== TASK DESCRIPTION ==
Your reply should be one number: the count of lines holding the word "entry".

Items listed in a dataset:
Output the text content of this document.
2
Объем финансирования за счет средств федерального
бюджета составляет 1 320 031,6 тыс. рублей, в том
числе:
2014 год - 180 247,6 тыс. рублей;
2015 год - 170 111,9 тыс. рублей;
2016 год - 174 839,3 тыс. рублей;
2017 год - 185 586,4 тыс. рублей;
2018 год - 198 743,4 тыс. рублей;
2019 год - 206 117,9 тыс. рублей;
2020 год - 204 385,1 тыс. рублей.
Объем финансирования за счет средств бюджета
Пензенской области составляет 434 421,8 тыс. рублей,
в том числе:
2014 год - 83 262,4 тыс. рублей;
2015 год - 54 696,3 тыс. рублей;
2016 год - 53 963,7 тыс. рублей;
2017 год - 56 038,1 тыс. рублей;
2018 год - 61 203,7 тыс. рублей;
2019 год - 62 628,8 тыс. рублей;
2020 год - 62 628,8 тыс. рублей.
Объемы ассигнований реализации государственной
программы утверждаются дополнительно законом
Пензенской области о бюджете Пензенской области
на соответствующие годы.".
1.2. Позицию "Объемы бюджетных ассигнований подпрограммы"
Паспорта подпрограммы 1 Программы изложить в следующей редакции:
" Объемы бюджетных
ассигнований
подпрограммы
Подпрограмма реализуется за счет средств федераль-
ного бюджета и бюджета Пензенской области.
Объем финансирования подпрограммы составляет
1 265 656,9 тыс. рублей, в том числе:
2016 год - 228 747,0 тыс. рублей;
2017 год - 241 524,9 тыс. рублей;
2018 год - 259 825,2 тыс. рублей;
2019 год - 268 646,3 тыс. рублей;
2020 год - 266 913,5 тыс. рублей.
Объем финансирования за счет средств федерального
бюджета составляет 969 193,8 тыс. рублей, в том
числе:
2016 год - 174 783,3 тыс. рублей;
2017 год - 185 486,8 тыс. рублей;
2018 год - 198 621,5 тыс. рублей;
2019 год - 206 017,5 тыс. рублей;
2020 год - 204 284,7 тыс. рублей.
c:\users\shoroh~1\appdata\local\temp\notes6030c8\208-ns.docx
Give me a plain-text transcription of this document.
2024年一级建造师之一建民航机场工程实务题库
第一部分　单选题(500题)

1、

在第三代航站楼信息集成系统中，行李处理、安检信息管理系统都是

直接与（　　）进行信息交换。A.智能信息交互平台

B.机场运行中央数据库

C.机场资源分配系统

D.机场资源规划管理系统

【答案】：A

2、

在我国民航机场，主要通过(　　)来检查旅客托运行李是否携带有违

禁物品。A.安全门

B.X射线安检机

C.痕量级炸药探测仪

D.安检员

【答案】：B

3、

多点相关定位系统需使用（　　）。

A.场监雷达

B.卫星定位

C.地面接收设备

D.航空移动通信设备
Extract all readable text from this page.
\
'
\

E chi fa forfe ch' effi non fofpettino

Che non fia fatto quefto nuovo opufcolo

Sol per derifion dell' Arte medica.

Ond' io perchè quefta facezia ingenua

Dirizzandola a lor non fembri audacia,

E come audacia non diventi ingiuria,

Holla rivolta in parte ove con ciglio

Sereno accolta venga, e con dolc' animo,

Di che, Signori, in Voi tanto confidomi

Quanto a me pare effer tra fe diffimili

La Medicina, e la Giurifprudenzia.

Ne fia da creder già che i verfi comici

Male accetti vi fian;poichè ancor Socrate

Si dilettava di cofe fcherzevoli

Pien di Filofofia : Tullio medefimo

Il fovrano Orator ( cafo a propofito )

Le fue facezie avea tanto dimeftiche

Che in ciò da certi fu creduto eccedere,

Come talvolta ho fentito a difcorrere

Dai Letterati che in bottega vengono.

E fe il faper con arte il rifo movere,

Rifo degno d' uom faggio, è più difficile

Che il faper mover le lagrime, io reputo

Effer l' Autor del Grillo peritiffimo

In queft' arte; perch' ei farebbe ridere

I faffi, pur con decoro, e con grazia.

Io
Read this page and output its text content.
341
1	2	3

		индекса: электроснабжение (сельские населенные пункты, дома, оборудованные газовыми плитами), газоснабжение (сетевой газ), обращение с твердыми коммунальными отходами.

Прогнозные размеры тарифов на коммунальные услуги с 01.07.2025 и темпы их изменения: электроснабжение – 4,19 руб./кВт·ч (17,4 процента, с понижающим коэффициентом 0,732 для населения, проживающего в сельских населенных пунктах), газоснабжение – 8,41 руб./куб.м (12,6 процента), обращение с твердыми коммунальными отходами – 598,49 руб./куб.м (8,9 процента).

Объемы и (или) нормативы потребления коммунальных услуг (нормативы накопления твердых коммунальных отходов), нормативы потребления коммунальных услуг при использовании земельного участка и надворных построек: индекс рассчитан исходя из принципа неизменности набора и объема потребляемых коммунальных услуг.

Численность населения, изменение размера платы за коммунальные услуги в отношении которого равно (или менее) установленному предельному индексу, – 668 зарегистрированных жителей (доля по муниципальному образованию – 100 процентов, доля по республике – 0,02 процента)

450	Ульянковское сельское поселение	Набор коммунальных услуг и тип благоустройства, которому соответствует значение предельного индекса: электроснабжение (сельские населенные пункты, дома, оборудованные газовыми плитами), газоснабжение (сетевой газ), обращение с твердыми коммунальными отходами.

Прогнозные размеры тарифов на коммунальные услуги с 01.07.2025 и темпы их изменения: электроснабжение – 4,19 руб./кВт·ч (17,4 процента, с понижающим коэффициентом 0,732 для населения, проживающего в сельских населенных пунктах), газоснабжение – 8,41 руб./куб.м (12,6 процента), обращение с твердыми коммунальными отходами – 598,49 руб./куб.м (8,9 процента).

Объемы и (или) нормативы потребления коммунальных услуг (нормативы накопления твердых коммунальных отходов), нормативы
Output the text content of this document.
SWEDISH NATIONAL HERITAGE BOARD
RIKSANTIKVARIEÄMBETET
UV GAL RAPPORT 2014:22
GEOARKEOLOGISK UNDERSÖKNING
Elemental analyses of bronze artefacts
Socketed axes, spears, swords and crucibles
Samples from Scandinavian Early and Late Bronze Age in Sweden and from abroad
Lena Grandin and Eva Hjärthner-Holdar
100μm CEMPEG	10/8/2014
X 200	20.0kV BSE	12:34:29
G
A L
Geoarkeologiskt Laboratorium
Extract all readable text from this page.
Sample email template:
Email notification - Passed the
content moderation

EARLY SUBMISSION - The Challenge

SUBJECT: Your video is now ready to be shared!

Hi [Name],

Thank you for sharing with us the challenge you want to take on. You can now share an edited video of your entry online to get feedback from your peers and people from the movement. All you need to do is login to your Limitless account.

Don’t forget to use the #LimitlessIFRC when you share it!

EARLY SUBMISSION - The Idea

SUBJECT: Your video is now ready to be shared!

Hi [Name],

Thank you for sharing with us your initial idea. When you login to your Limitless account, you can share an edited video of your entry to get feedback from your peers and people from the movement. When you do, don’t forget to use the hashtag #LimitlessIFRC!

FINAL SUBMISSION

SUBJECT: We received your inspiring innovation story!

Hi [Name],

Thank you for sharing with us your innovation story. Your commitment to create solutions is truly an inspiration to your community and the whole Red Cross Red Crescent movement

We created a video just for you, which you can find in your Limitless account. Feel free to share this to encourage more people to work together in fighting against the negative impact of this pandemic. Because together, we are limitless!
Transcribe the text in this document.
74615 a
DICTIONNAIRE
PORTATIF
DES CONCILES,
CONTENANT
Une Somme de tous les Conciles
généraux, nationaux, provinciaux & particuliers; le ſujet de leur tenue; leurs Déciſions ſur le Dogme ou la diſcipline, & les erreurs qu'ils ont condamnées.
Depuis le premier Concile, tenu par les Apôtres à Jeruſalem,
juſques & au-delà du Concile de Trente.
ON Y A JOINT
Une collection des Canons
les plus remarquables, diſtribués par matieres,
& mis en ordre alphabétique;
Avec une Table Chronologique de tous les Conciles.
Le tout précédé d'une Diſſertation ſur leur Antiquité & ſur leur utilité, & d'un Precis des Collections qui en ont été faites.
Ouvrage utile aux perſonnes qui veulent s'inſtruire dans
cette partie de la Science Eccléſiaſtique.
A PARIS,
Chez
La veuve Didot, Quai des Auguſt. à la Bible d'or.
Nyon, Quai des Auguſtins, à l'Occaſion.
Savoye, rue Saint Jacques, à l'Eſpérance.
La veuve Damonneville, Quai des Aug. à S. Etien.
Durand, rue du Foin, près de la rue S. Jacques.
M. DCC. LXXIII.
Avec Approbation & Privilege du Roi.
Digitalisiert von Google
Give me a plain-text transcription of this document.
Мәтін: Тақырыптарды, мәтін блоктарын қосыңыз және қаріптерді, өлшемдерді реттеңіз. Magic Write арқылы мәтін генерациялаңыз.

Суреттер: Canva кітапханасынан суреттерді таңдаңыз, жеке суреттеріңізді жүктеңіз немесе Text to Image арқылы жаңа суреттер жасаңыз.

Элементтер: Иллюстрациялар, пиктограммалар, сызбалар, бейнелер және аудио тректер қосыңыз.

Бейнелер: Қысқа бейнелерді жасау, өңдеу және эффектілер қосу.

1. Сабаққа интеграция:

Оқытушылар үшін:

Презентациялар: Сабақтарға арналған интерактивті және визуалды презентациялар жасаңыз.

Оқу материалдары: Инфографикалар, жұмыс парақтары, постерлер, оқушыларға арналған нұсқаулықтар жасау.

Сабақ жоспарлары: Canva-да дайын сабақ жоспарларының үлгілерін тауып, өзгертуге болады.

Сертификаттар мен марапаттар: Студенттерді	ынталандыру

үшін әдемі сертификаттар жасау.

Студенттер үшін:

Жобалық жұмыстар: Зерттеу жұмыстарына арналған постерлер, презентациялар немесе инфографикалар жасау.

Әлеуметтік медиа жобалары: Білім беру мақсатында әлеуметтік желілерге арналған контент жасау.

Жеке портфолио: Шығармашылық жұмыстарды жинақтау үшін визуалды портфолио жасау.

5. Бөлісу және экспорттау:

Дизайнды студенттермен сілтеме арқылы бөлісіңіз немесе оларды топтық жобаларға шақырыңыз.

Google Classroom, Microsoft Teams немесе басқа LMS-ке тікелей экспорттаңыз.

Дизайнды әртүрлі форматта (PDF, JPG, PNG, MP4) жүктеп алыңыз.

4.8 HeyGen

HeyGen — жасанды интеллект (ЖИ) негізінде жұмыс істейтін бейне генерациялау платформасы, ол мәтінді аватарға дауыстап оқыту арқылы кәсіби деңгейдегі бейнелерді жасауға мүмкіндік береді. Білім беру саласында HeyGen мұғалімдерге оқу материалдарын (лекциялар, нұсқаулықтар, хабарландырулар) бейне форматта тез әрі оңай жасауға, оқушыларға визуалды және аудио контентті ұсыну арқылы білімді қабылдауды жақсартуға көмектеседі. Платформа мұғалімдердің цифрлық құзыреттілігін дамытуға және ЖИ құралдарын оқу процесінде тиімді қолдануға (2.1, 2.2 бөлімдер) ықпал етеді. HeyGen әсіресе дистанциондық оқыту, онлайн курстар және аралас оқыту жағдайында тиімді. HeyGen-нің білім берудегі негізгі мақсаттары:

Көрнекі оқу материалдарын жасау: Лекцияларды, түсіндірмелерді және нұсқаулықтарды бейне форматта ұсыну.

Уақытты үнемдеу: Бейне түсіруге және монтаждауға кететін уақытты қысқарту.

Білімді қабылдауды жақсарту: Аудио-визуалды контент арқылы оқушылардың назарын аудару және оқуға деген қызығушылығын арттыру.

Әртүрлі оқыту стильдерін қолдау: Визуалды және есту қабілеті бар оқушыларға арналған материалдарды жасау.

== EXERCISE ANSWER ==
2